start INFORMATION SHOWN

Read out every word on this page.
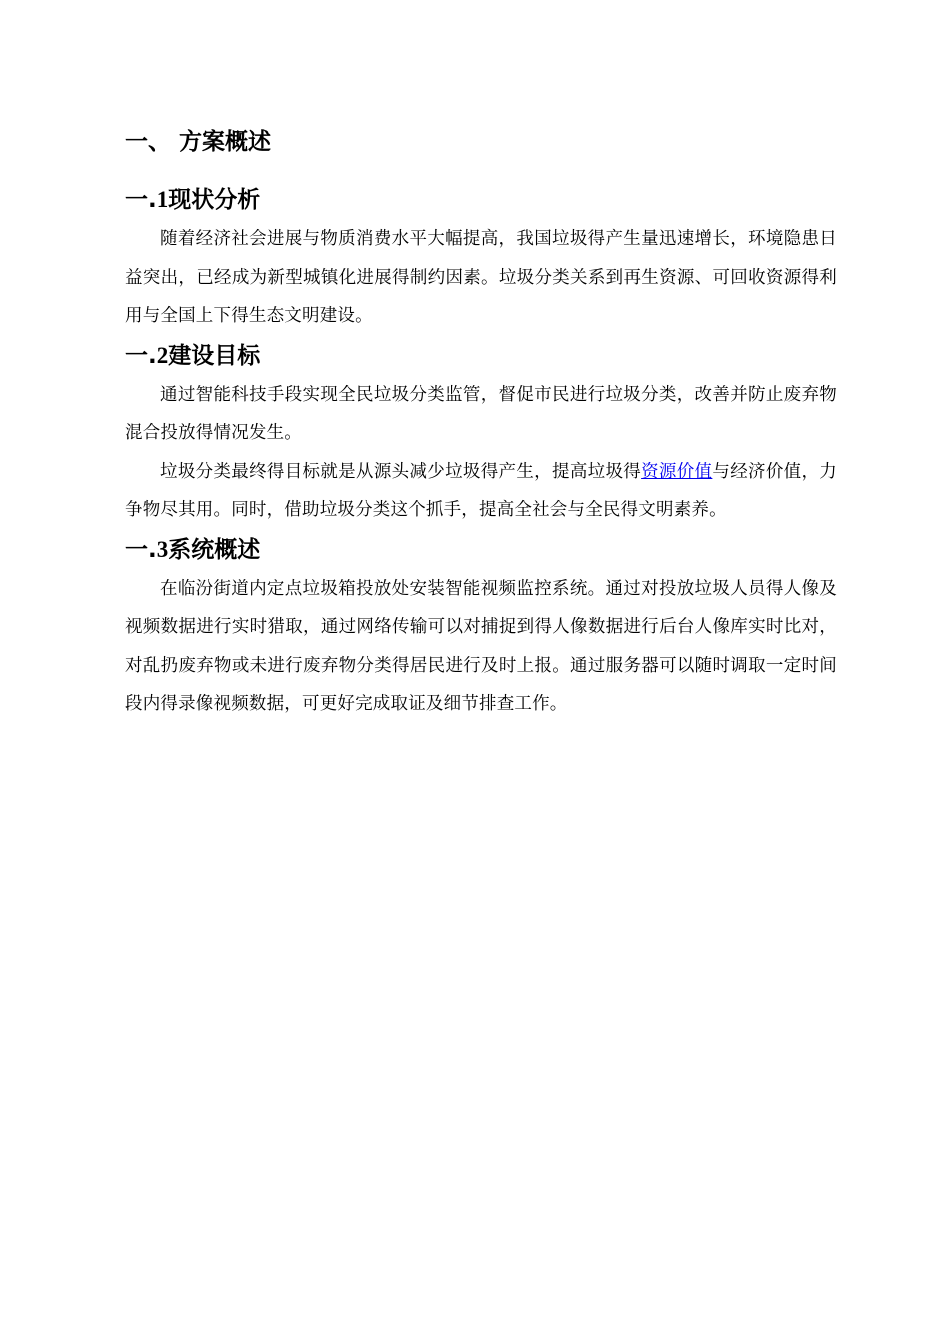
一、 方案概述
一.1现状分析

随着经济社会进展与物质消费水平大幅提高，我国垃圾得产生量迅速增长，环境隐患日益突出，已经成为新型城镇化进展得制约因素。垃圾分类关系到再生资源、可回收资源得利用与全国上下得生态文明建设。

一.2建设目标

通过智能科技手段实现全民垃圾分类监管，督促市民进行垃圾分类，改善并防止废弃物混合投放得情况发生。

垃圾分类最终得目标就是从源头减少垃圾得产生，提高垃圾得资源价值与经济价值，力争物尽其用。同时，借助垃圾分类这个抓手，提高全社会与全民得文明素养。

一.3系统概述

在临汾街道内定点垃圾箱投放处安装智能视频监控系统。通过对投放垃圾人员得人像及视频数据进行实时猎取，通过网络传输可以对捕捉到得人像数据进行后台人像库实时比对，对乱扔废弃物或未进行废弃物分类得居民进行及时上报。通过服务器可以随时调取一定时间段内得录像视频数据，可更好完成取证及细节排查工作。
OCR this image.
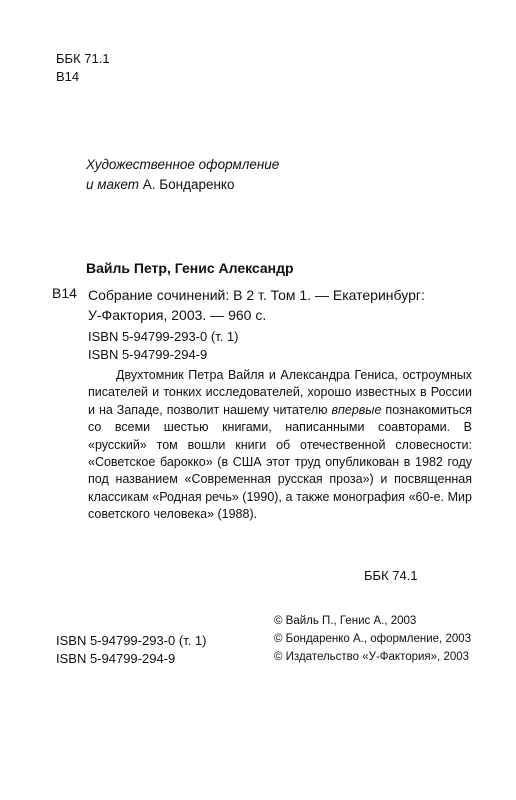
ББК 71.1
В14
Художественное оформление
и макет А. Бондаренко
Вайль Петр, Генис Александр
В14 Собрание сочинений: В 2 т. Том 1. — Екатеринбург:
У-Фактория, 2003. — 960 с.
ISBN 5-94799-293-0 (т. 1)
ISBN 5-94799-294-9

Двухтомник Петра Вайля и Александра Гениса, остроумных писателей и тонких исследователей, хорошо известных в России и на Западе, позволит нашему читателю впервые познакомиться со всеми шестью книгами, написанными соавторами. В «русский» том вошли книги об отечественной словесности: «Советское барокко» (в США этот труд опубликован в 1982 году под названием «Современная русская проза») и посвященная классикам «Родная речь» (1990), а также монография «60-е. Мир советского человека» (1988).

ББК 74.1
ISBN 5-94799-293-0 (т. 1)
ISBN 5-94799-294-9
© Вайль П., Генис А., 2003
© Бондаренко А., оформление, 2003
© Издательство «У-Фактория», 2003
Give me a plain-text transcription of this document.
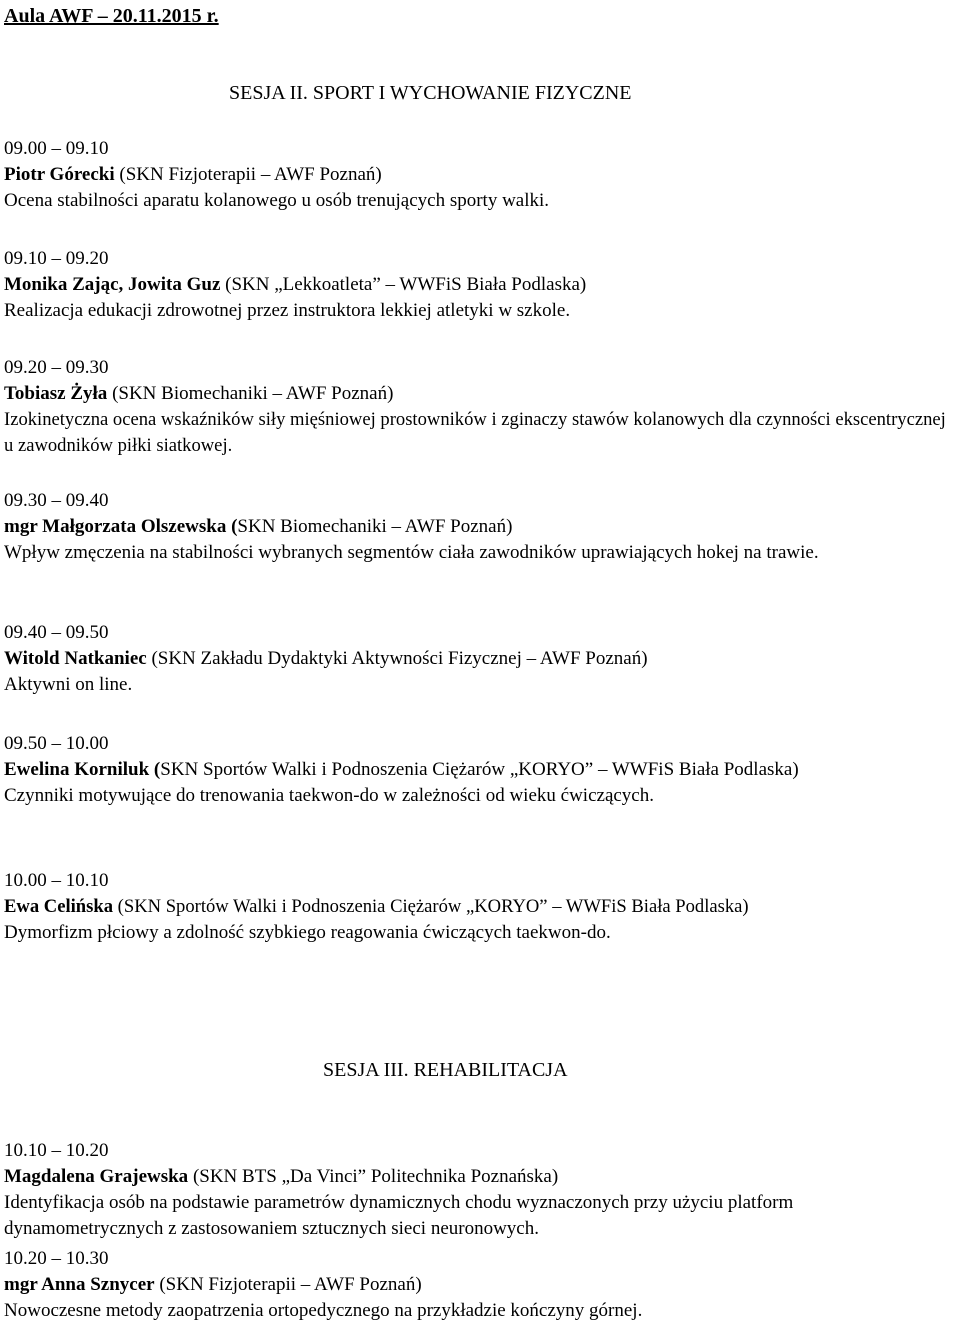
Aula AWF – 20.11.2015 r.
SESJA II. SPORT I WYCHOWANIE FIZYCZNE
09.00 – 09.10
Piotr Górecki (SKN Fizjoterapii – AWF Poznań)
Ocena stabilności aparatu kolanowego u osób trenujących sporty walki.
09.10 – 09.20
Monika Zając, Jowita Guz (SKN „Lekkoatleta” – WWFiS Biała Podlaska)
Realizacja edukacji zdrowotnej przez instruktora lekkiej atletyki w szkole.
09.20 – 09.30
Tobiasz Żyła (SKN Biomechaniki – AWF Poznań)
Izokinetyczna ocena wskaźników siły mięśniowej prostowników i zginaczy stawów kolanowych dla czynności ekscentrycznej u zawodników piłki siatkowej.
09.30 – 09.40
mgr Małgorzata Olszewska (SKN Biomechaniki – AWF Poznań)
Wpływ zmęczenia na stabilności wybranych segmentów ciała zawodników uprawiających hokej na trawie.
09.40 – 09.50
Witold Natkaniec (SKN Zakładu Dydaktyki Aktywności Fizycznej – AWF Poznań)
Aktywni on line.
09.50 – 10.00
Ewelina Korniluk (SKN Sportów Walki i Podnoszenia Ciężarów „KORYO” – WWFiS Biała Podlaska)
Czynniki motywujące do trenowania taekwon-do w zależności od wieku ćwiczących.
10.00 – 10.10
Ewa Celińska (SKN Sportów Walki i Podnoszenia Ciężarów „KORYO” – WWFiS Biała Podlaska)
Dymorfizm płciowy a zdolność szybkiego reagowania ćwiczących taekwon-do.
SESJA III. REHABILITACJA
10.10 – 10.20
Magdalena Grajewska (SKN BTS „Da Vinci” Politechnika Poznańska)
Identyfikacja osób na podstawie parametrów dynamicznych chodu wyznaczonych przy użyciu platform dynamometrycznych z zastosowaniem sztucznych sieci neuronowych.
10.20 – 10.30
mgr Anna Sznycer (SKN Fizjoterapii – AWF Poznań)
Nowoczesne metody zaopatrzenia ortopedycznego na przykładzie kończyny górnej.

end INFORMATION SHOWN
start INFORMATION SHOWN

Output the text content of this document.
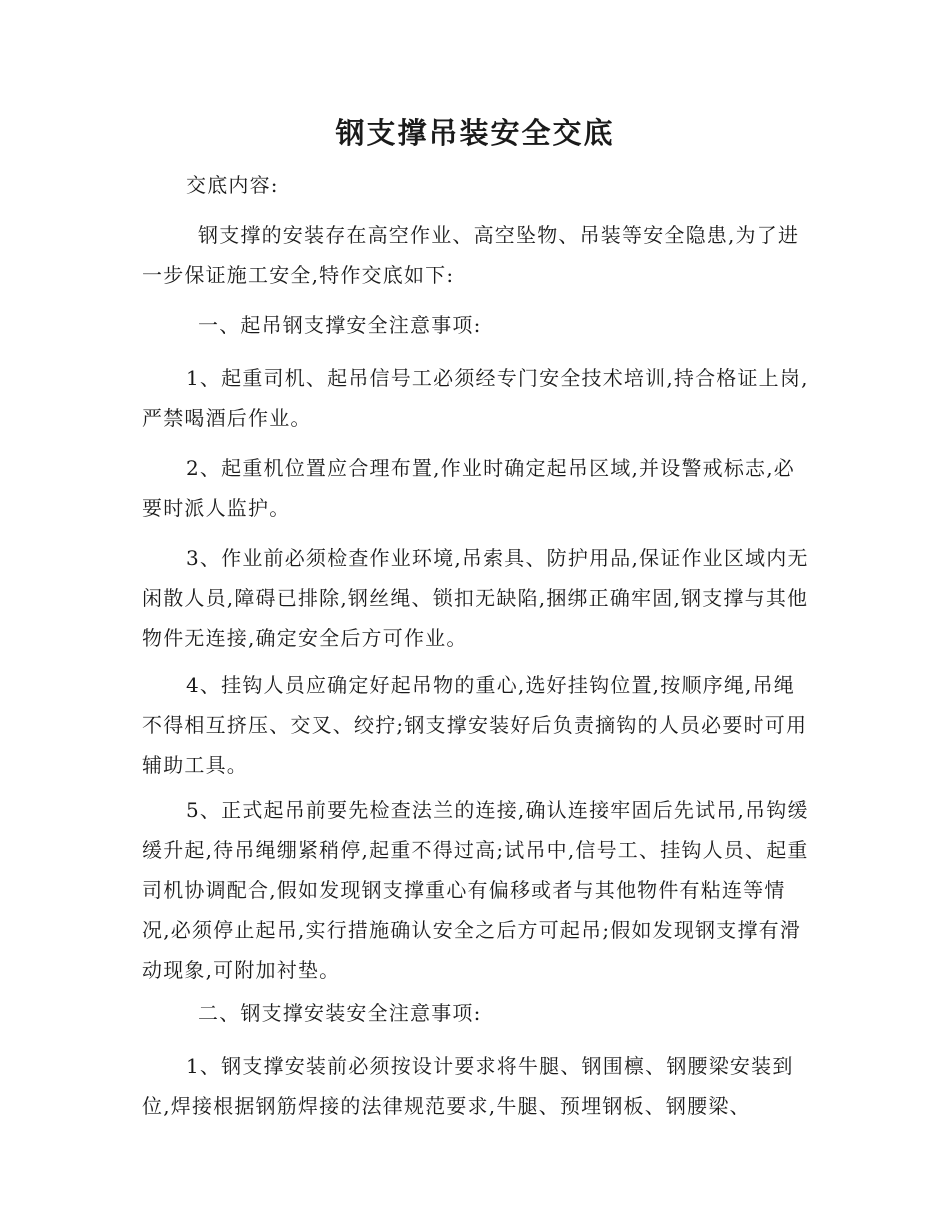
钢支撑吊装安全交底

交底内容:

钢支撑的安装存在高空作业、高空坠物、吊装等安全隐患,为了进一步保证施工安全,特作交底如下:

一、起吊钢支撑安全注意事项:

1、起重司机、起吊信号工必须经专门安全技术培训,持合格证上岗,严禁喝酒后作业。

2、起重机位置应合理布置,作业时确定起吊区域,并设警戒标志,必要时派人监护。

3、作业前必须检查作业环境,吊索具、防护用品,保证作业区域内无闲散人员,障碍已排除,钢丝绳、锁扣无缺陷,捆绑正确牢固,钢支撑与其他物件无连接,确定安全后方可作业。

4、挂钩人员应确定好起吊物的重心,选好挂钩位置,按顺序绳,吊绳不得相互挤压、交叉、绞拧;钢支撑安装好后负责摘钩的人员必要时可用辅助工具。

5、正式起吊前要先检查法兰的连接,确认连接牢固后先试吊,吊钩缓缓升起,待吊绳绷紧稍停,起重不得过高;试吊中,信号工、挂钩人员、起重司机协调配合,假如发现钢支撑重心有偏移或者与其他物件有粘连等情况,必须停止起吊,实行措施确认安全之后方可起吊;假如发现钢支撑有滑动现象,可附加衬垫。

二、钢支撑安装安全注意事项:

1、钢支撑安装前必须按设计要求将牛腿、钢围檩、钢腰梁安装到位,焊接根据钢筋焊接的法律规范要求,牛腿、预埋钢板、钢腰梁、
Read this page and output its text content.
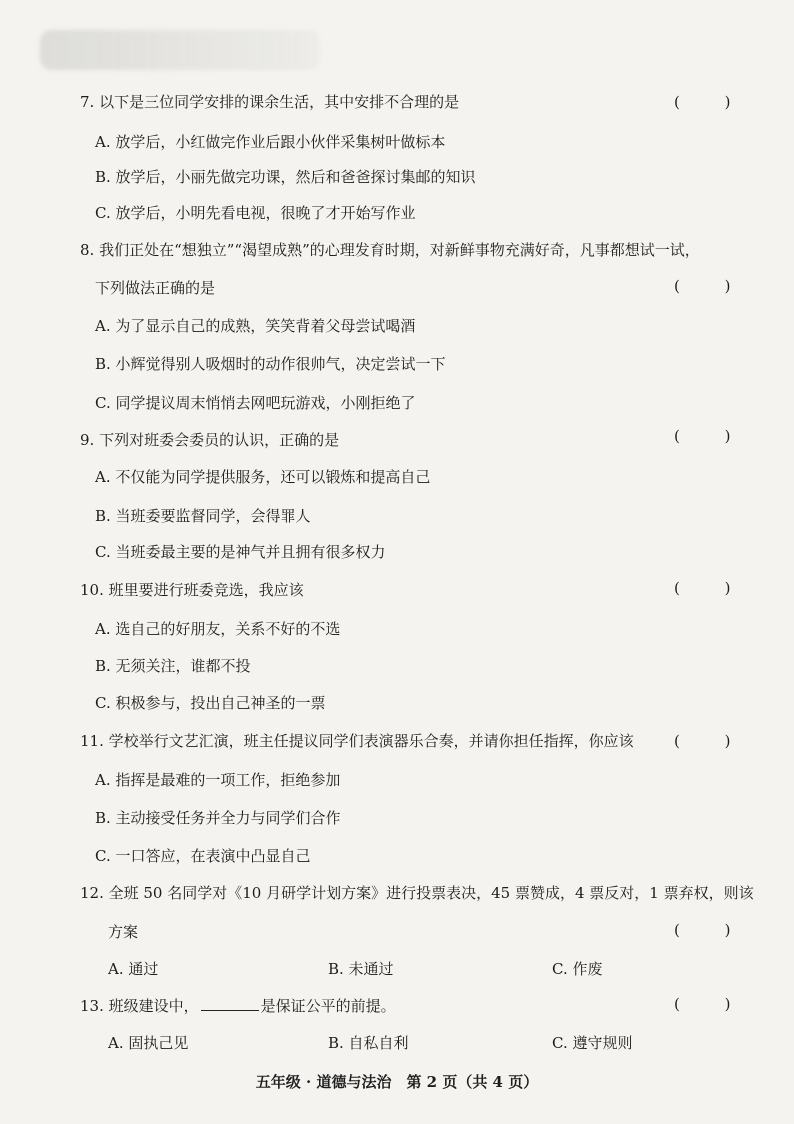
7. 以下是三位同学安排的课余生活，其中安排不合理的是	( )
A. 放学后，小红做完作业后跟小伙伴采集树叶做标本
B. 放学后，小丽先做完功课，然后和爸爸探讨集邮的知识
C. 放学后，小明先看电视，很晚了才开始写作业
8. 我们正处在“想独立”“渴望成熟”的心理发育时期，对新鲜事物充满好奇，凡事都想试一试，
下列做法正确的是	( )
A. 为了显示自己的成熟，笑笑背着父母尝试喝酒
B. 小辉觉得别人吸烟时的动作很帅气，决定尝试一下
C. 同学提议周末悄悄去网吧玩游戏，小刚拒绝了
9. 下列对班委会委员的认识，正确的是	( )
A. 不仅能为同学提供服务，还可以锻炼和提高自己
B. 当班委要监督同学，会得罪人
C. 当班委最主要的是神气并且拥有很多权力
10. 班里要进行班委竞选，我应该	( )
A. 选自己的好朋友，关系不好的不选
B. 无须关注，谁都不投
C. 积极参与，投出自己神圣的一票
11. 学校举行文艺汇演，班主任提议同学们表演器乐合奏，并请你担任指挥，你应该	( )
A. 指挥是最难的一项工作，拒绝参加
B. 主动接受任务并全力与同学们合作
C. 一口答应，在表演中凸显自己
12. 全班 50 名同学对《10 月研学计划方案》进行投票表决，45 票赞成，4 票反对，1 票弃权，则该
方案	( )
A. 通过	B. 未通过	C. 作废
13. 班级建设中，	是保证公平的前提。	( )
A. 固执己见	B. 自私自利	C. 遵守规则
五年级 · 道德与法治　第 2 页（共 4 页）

end INFORMATION SHOWN

DIRECTIVE:
In the listing above, find the lines holding the word "Podlaska" and copy them.

ANSWER TO THE PROBLEM:
Monika Zając, Jowita Guz (SKN „Lekkoatleta” – WWFiS Biała Podlaska)
Ewelina Korniluk (SKN Sportów Walki i Podnoszenia Ciężarów „KORYO” – WWFiS Biała Podlaska)
Ewa Celińska (SKN Sportów Walki i Podnoszenia Ciężarów „KORYO” – WWFiS Biała Podlaska)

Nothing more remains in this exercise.